• [Brief] From the entries below, please gather each line containing the string "project".

┄┄┄┄┄┄

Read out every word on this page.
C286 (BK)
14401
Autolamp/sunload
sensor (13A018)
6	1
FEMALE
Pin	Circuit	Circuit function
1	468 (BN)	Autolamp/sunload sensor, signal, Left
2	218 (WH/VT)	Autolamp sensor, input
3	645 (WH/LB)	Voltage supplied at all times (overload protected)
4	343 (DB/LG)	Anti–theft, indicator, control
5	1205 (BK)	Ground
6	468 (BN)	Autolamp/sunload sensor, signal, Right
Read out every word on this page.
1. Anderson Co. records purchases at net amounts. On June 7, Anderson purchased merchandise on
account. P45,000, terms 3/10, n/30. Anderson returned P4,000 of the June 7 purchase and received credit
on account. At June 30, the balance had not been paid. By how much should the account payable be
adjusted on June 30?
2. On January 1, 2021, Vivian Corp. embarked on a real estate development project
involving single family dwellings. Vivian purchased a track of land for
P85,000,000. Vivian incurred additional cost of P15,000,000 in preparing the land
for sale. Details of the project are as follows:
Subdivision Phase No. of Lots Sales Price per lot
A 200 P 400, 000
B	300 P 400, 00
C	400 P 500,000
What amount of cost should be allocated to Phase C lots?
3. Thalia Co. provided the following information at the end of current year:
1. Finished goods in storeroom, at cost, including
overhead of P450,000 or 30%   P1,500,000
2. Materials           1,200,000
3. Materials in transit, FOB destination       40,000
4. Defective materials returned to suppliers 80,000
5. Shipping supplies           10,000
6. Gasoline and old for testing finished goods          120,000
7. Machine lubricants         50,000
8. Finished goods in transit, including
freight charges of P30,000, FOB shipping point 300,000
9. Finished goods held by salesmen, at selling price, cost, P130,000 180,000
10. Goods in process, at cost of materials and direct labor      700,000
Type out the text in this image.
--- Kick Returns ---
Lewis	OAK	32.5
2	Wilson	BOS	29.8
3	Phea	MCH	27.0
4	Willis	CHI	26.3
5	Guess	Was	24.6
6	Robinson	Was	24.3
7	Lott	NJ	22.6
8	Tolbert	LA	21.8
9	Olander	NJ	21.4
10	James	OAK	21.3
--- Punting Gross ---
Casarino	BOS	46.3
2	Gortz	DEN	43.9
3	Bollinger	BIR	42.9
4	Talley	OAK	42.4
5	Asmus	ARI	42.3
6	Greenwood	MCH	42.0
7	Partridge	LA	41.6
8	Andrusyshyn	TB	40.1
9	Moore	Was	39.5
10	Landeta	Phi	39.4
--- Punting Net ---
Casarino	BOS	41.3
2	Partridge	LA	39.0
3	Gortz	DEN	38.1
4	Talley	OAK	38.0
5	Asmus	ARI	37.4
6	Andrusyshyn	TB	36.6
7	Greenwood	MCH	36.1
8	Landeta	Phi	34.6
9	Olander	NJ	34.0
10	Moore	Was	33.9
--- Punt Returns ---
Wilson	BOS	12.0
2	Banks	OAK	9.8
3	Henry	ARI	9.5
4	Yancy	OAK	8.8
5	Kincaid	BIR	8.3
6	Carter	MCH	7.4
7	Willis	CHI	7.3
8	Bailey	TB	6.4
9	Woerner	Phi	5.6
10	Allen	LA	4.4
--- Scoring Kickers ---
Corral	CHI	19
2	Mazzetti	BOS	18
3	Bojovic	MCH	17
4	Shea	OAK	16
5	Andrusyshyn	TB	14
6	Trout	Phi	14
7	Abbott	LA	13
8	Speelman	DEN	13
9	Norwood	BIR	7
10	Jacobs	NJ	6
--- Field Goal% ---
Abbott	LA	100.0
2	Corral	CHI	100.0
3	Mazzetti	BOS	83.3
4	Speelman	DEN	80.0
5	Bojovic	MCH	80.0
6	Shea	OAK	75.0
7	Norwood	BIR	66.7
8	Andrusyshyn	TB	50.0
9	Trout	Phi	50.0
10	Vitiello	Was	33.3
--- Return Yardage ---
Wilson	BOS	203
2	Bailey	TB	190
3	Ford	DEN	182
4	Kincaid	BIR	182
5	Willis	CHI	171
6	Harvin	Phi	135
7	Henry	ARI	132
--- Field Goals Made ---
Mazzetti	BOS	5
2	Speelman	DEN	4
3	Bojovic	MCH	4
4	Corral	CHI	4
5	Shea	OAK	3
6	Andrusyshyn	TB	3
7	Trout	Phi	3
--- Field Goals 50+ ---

┄┄┄┄┄┄

• [Response to the task]
2. On January 1, 2021, Vivian Corp. embarked on a real estate development project
for sale. Details of the project are as follows:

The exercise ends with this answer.